[start of Records for the exercise]
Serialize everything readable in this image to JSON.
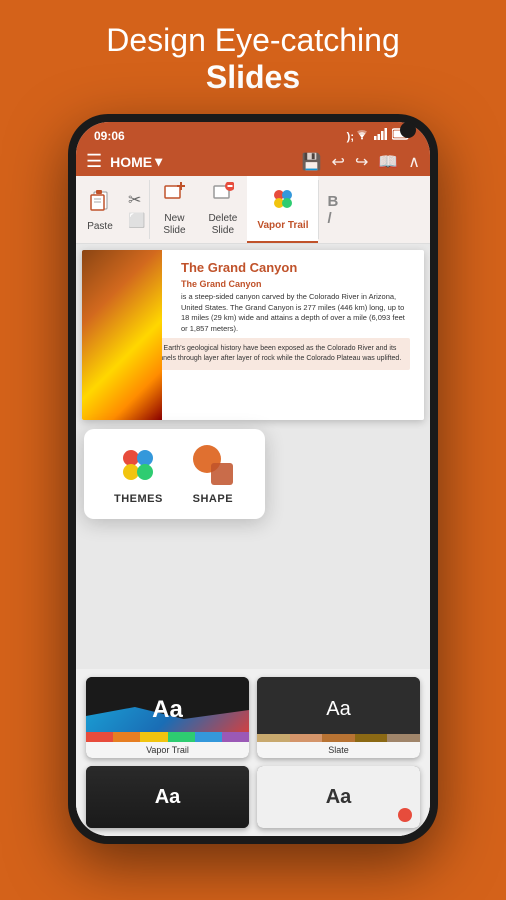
{
  "header": {
    "line1": "Design Eye-catching",
    "line2": "Slides"
  },
  "statusBar": {
    "time": "09:06",
    "icons": "WiFi signal battery"
  },
  "toolbar": {
    "menuLabel": "☰",
    "homeLabel": "HOME",
    "dropdownArrow": "▾",
    "icons": [
      "💾",
      "↩",
      "↪",
      "📖",
      "∧"
    ]
  },
  "ribbon": {
    "items": [
      {
        "label": "Paste",
        "icon": "📋"
      },
      {
        "label": "",
        "icon": "✂"
      },
      {
        "label": "New\nSlide",
        "icon": "🖼"
      },
      {
        "label": "Delete\nSlide",
        "icon": "🖼"
      },
      {
        "label": "Themes",
        "icon": "🎨"
      }
    ],
    "extraButtons": [
      "B",
      "/"
    ]
  },
  "slide": {
    "title": "The Grand ",
    "titleAccent": "Canyon",
    "subtitleAccent": "The Grand Canyon",
    "body1": "is a steep-sided canyon carved by the Colorado River in Arizona, United States. The Grand Canyon is 277 miles (446 km) long, up to 18 miles (29 km) wide and attains a depth of over a mile (6,093 feet or 1,857 meters).",
    "body2": "two billion years of Earth's geological history have been exposed as the Colorado River and its tributaries cut channels through layer after layer of rock while the Colorado Plateau was uplifted."
  },
  "popupMenu": {
    "items": [
      {
        "label": "THEMES",
        "iconType": "dots"
      },
      {
        "label": "SHAPE",
        "iconType": "shapes"
      }
    ]
  },
  "themeCards": {
    "row1": [
      {
        "label": "Vapor Trail",
        "aaText": "Aa",
        "style": "vapor"
      },
      {
        "label": "Slate",
        "aaText": "Aa",
        "style": "slate"
      }
    ],
    "row2": [
      {
        "label": "",
        "aaText": "Aa",
        "style": "dark"
      },
      {
        "label": "",
        "aaText": "Aa",
        "style": "light"
      }
    ]
  },
  "colors": {
    "brand": "#C0522A",
    "orange": "#D4621A",
    "background": "#D4621A"
  }
}
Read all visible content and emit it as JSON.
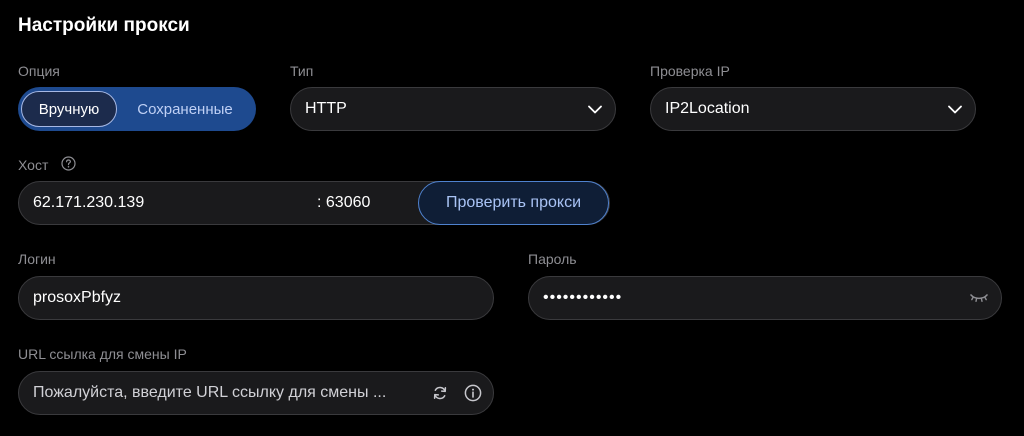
{
  "header": {
    "title": "Настройки прокси"
  },
  "option": {
    "label": "Опция",
    "tabs": [
      {
        "label": "Вручную"
      },
      {
        "label": "Сохраненные"
      }
    ]
  },
  "type": {
    "label": "Тип",
    "value": "HTTP"
  },
  "ip_check": {
    "label": "Проверка IP",
    "value": "IP2Location"
  },
  "host": {
    "label": "Хост",
    "address": "62.171.230.139",
    "port": ": 63060",
    "check_button": "Проверить прокси"
  },
  "login": {
    "label": "Логин",
    "value": "prosoxPbfyz"
  },
  "password": {
    "label": "Пароль",
    "value": "••••••••••••"
  },
  "url": {
    "label": "URL ссылка для смены IP",
    "placeholder": "Пожалуйста, введите URL ссылку для смены ..."
  },
  "icons": {
    "type_chevron": "chevron-down-icon",
    "ip_chevron": "chevron-down-icon",
    "host_help": "question-circle-icon",
    "password_toggle": "eye-closed-icon",
    "url_refresh": "refresh-icon",
    "url_info": "info-circle-icon"
  },
  "colors": {
    "background": "#000000",
    "field": "#1a1a1c",
    "accent": "#1e4a8f",
    "link": "#a9c3f5"
  }
}
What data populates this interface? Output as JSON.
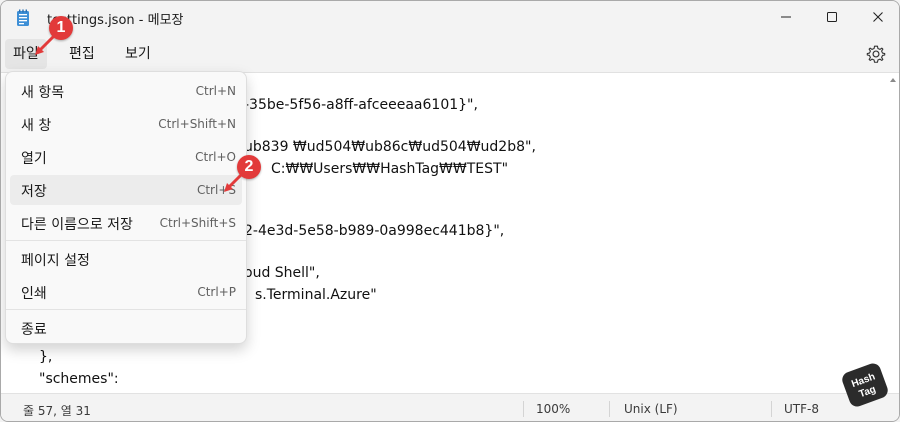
{
  "window": {
    "title": "test_settings.json - 메모장",
    "title_visible": "testtings.json - 메모장",
    "icons": [
      "notepad-icon",
      "minimize-icon",
      "maximize-icon",
      "close-icon"
    ]
  },
  "menubar": {
    "file": "파일",
    "edit": "편집",
    "view": "보기",
    "settings_icon": "gear-icon"
  },
  "file_menu": {
    "items": [
      {
        "label": "새 항목",
        "accel": "Ctrl+N"
      },
      {
        "label": "새 창",
        "accel": "Ctrl+Shift+N"
      },
      {
        "label": "열기",
        "accel": "Ctrl+O"
      },
      {
        "label": "저장",
        "accel": "Ctrl+S"
      },
      {
        "label": "다른 이름으로 저장",
        "accel": "Ctrl+Shift+S"
      },
      {
        "label": "페이지 설정",
        "accel": ""
      },
      {
        "label": "인쇄",
        "accel": "Ctrl+P"
      },
      {
        "label": "종료",
        "accel": ""
      }
    ]
  },
  "editor": {
    "lines": [
      "-35be-5f56-a8ff-afceeeaa6101}\",",
      "ub839 ₩ud504₩ub86c₩ud504₩ud2b8\",",
      "C:₩₩Users₩₩HashTag₩₩TEST\"",
      "2-4e3d-5e58-b989-0a998ec441b8}\",",
      "oud Shell\",",
      "s.Terminal.Azure\"",
      "},",
      "\"schemes\":"
    ]
  },
  "statusbar": {
    "position": "줄 57, 열 31",
    "zoom": "100%",
    "line_ending": "Unix (LF)",
    "encoding": "UTF-8"
  },
  "callouts": {
    "one": "1",
    "two": "2"
  },
  "logo": {
    "text_line1": "Hash",
    "text_line2": "Tag"
  },
  "colors": {
    "accent_badge": "#e23a3a",
    "menu_bg": "#f9f9f9",
    "highlight": "#ececec"
  }
}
[end of Records for the exercise]
▸ **Stated goal**
Set down the complete material exactly, but do not include the images.

▸ **In response**
Serialize everything readable in this image to JSON.
{
  "header": {
    "line1": "Design Eye-catching",
    "line2": "Slides"
  },
  "statusBar": {
    "time": "09:06",
    "icons": "WiFi signal battery"
  },
  "toolbar": {
    "menuLabel": "☰",
    "homeLabel": "HOME",
    "dropdownArrow": "▾",
    "icons": [
      "💾",
      "↩",
      "↪",
      "📖",
      "∧"
    ]
  },
  "ribbon": {
    "items": [
      {
        "label": "Paste",
        "icon": "📋"
      },
      {
        "label": "",
        "icon": "✂"
      },
      {
        "label": "New\nSlide",
        "icon": "🖼"
      },
      {
        "label": "Delete\nSlide",
        "icon": "🖼"
      },
      {
        "label": "Themes",
        "icon": "🎨"
      }
    ],
    "extraButtons": [
      "B",
      "/"
    ]
  },
  "slide": {
    "title": "The Grand ",
    "titleAccent": "Canyon",
    "subtitleAccent": "The Grand Canyon",
    "body1": "is a steep-sided canyon carved by the Colorado River in Arizona, United States. The Grand Canyon is 277 miles (446 km) long, up to 18 miles (29 km) wide and attains a depth of over a mile (6,093 feet or 1,857 meters).",
    "body2": "two billion years of Earth's geological history have been exposed as the Colorado River and its tributaries cut channels through layer after layer of rock while the Colorado Plateau was uplifted."
  },
  "popupMenu": {
    "items": [
      {
        "label": "THEMES",
        "iconType": "dots"
      },
      {
        "label": "SHAPE",
        "iconType": "shapes"
      }
    ]
  },
  "themeCards": {
    "row1": [
      {
        "label": "Vapor Trail",
        "aaText": "Aa",
        "style": "vapor"
      },
      {
        "label": "Slate",
        "aaText": "Aa",
        "style": "slate"
      }
    ],
    "row2": [
      {
        "label": "",
        "aaText": "Aa",
        "style": "dark"
      },
      {
        "label": "",
        "aaText": "Aa",
        "style": "light"
      }
    ]
  },
  "colors": {
    "brand": "#C0522A",
    "orange": "#D4621A",
    "background": "#D4621A"
  }
}
Read all visible content and emit it as JSON.
{
  "header": {
    "title": "Настройки прокси"
  },
  "option": {
    "label": "Опция",
    "tabs": [
      {
        "label": "Вручную"
      },
      {
        "label": "Сохраненные"
      }
    ]
  },
  "type": {
    "label": "Тип",
    "value": "HTTP"
  },
  "ip_check": {
    "label": "Проверка IP",
    "value": "IP2Location"
  },
  "host": {
    "label": "Хост",
    "address": "62.171.230.139",
    "port": ": 63060",
    "check_button": "Проверить прокси"
  },
  "login": {
    "label": "Логин",
    "value": "prosoxPbfyz"
  },
  "password": {
    "label": "Пароль",
    "value": "••••••••••••"
  },
  "url": {
    "label": "URL ссылка для смены IP",
    "placeholder": "Пожалуйста, введите URL ссылку для смены ..."
  },
  "icons": {
    "type_chevron": "chevron-down-icon",
    "ip_chevron": "chevron-down-icon",
    "host_help": "question-circle-icon",
    "password_toggle": "eye-closed-icon",
    "url_refresh": "refresh-icon",
    "url_info": "info-circle-icon"
  },
  "colors": {
    "background": "#000000",
    "field": "#1a1a1c",
    "accent": "#1e4a8f",
    "link": "#a9c3f5"
  }
}
What data populates this interface? Output as JSON.
{
  "window": {
    "title": "test_settings.json - 메모장",
    "title_visible": "testtings.json - 메모장",
    "icons": [
      "notepad-icon",
      "minimize-icon",
      "maximize-icon",
      "close-icon"
    ]
  },
  "menubar": {
    "file": "파일",
    "edit": "편집",
    "view": "보기",
    "settings_icon": "gear-icon"
  },
  "file_menu": {
    "items": [
      {
        "label": "새 항목",
        "accel": "Ctrl+N"
      },
      {
        "label": "새 창",
        "accel": "Ctrl+Shift+N"
      },
      {
        "label": "열기",
        "accel": "Ctrl+O"
      },
      {
        "label": "저장",
        "accel": "Ctrl+S"
      },
      {
        "label": "다른 이름으로 저장",
        "accel": "Ctrl+Shift+S"
      },
      {
        "label": "페이지 설정",
        "accel": ""
      },
      {
        "label": "인쇄",
        "accel": "Ctrl+P"
      },
      {
        "label": "종료",
        "accel": ""
      }
    ]
  },
  "editor": {
    "lines": [
      "-35be-5f56-a8ff-afceeeaa6101}\",",
      "ub839 ₩ud504₩ub86c₩ud504₩ud2b8\",",
      "C:₩₩Users₩₩HashTag₩₩TEST\"",
      "2-4e3d-5e58-b989-0a998ec441b8}\",",
      "oud Shell\",",
      "s.Terminal.Azure\"",
      "},",
      "\"schemes\":"
    ]
  },
  "statusbar": {
    "position": "줄 57, 열 31",
    "zoom": "100%",
    "line_ending": "Unix (LF)",
    "encoding": "UTF-8"
  },
  "callouts": {
    "one": "1",
    "two": "2"
  },
  "logo": {
    "text_line1": "Hash",
    "text_line2": "Tag"
  },
  "colors": {
    "accent_badge": "#e23a3a",
    "menu_bg": "#f9f9f9",
    "highlight": "#ececec"
  }
}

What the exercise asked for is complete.